Challenge: Can you reproduce the rows between the line holding "Give bounding boxes" and the line holding "y-tick-label: 120 (54, 99, 76, 114)", inclusive, swapping "plot-frame" for "chart-border" and leaving everything else unchanged? Omit the picture from your answer.

Provided records:
_ _ _

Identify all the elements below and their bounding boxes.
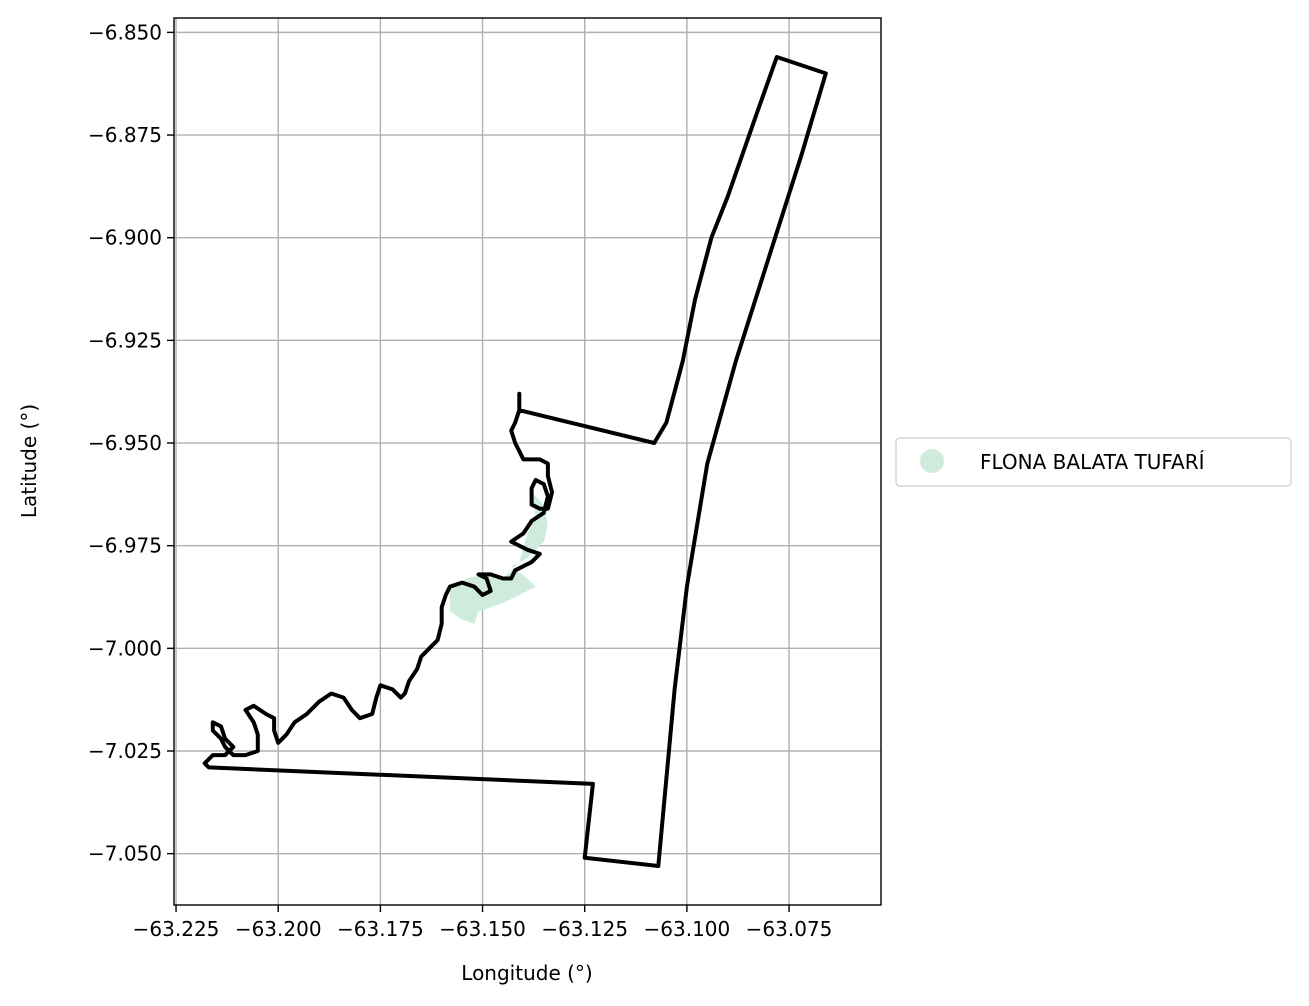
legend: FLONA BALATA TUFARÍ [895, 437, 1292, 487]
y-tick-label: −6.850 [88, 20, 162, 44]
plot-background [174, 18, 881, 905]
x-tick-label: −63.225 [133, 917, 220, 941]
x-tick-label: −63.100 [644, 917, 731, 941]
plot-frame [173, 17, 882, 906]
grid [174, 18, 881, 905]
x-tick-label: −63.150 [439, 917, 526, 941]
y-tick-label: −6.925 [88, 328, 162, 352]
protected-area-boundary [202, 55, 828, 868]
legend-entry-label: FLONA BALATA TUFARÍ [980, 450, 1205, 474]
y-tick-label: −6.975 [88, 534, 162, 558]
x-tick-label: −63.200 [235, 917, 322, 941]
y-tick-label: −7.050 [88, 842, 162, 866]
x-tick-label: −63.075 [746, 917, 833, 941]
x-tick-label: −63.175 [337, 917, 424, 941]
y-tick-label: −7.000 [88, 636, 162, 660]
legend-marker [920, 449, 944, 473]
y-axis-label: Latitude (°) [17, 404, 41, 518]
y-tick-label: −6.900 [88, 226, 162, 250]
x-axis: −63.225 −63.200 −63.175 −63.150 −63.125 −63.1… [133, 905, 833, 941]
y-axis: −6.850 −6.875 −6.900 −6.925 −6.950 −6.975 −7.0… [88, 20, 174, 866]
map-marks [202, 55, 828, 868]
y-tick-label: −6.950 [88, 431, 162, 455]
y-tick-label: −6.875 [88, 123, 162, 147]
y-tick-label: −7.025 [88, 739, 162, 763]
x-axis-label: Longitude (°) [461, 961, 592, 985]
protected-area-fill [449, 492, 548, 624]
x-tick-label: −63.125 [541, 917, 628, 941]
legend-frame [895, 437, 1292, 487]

_ _ _

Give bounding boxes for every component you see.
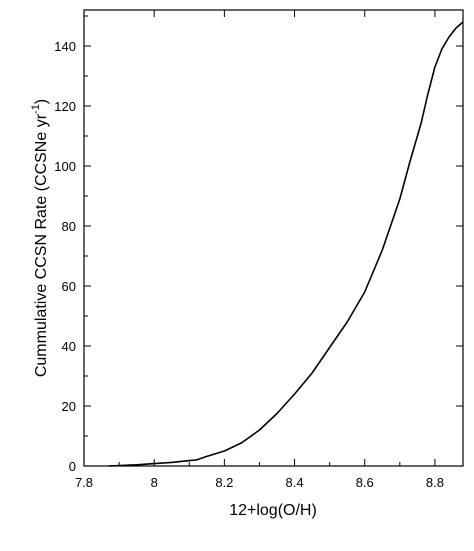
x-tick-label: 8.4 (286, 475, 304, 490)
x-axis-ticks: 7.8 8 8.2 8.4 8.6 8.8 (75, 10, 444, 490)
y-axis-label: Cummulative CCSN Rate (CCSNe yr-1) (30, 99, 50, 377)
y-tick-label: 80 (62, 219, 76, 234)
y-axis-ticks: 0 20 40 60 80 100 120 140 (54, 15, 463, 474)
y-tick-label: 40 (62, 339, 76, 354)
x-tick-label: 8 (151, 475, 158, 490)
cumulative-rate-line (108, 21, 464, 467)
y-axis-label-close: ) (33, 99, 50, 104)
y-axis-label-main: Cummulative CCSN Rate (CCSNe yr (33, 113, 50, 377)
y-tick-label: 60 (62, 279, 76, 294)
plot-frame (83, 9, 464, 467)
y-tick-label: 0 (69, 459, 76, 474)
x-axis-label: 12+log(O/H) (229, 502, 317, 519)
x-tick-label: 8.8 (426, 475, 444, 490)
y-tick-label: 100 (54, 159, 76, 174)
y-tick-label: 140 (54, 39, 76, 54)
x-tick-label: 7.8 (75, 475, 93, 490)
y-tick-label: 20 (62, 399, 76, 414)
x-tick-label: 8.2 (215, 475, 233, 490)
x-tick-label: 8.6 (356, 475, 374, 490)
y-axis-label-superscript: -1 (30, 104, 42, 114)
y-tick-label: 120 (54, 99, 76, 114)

_ _ _

Output for this exercise:
Give bounding boxes for every component you see.
x-tick-label: 8.4 (286, 475, 304, 490)
x-axis-ticks: 7.8 8 8.2 8.4 8.6 8.8 (75, 10, 444, 490)
y-axis-label: Cummulative CCSN Rate (CCSNe yr-1) (30, 99, 50, 377)
y-tick-label: 80 (62, 219, 76, 234)
y-axis-ticks: 0 20 40 60 80 100 120 140 (54, 15, 463, 474)
y-tick-label: 40 (62, 339, 76, 354)
x-tick-label: 8 (151, 475, 158, 490)
cumulative-rate-line (108, 21, 464, 467)
y-axis-label-close: ) (33, 99, 50, 104)
y-axis-label-main: Cummulative CCSN Rate (CCSNe yr (33, 113, 50, 377)
y-tick-label: 60 (62, 279, 76, 294)
chart-border (83, 9, 464, 467)
y-tick-label: 0 (69, 459, 76, 474)
x-axis-label: 12+log(O/H) (229, 502, 317, 519)
x-tick-label: 8.8 (426, 475, 444, 490)
y-tick-label: 100 (54, 159, 76, 174)
y-tick-label: 140 (54, 39, 76, 54)
x-tick-label: 7.8 (75, 475, 93, 490)
y-tick-label: 20 (62, 399, 76, 414)
x-tick-label: 8.2 (215, 475, 233, 490)
x-tick-label: 8.6 (356, 475, 374, 490)
y-axis-label-superscript: -1 (30, 104, 42, 114)
y-tick-label: 120 (54, 99, 76, 114)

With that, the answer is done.